----- Extracted data

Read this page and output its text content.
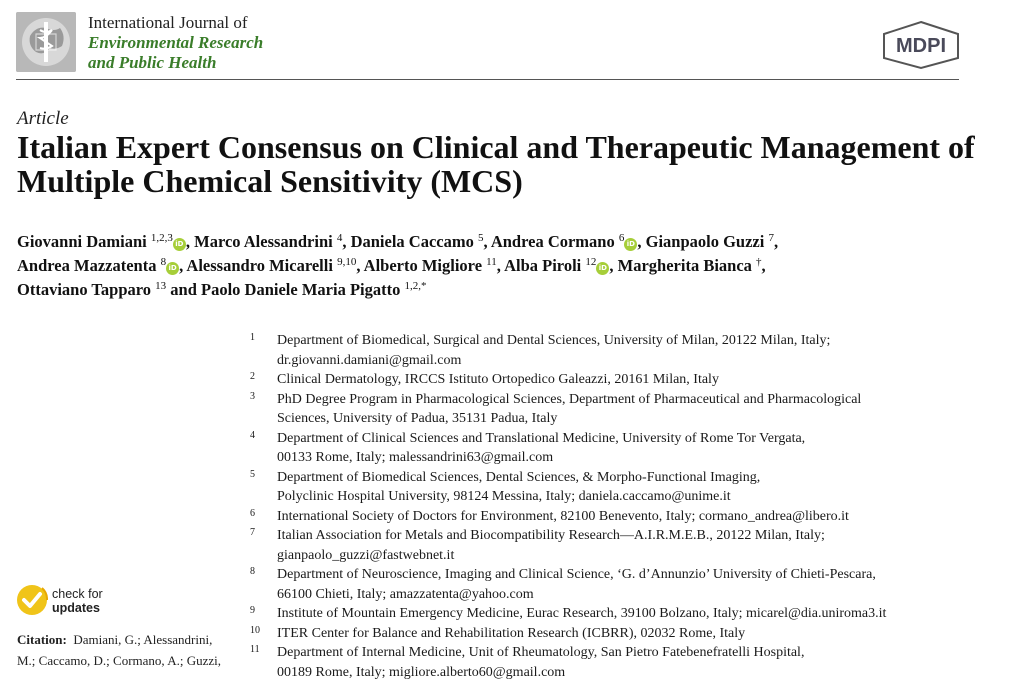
International Journal of
Environmental Research
and Public Health
MDPI
Article
Italian Expert Consensus on Clinical and Therapeutic Management of Multiple Chemical Sensitivity (MCS)
Giovanni Damiani $^{1,2,3}$ iD , Marco Alessandrini $^4$, Daniela Caccamo $^5$, Andrea Cormano $^6$ iD , Gianpaolo Guzzi $^7$,
Andrea Mazzatenta $^8$ iD , Alessandro Micarelli $^{9,10}$, Alberto Migliore $^{11}$, Alba Piroli $^{12}$ iD , Margherita Bianca †,
Ottaviano Tapparo $^{13}$ and Paolo Daniele Maria Pigatto $^{1,2,*}$
1 Department of Biomedical, Surgical and Dental Sciences, University of Milan, 20122 Milan, Italy;
dr.giovanni.damiani@gmail.com
2 Clinical Dermatology, IRCCS Istituto Ortopedico Galeazzi, 20161 Milan, Italy
3 PhD Degree Program in Pharmacological Sciences, Department of Pharmaceutical and Pharmacological
Sciences, University of Padua, 35131 Padua, Italy
4 Department of Clinical Sciences and Translational Medicine, University of Rome Tor Vergata,
00133 Rome, Italy; malessandrini63@gmail.com
5 Department of Biomedical Sciences, Dental Sciences, & Morpho-Functional Imaging,
Polyclinic Hospital University, 98124 Messina, Italy; daniela.caccamo@unime.it
6 International Society of Doctors for Environment, 82100 Benevento, Italy; cormano_andrea@libero.it
7 Italian Association for Metals and Biocompatibility Research—A.I.R.M.E.B., 20122 Milan, Italy;
gianpaolo_guzzi@fastwebnet.it
8 Department of Neuroscience, Imaging and Clinical Science, ‘G. d’Annunzio’ University of Chieti-Pescara,
66100 Chieti, Italy; amazzatenta@yahoo.com
9 Institute of Mountain Emergency Medicine, Eurac Research, 39100 Bolzano, Italy; micarel@dia.uniroma3.it
10 ITER Center for Balance and Rehabilitation Research (ICBRR), 02032 Rome, Italy
11 Department of Internal Medicine, Unit of Rheumatology, San Pietro Fatebenefratelli Hospital,
00189 Rome, Italy; migliore.alberto60@gmail.com
check for
updates
Citation: Damiani, G.; Alessandrini,
M.; Caccamo, D.; Cormano, A.; Guzzi,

----------

> **Exercise requirements**
Say how many lines have the string "Research" in them, offering no words beyond the number.

> **Task solution**
4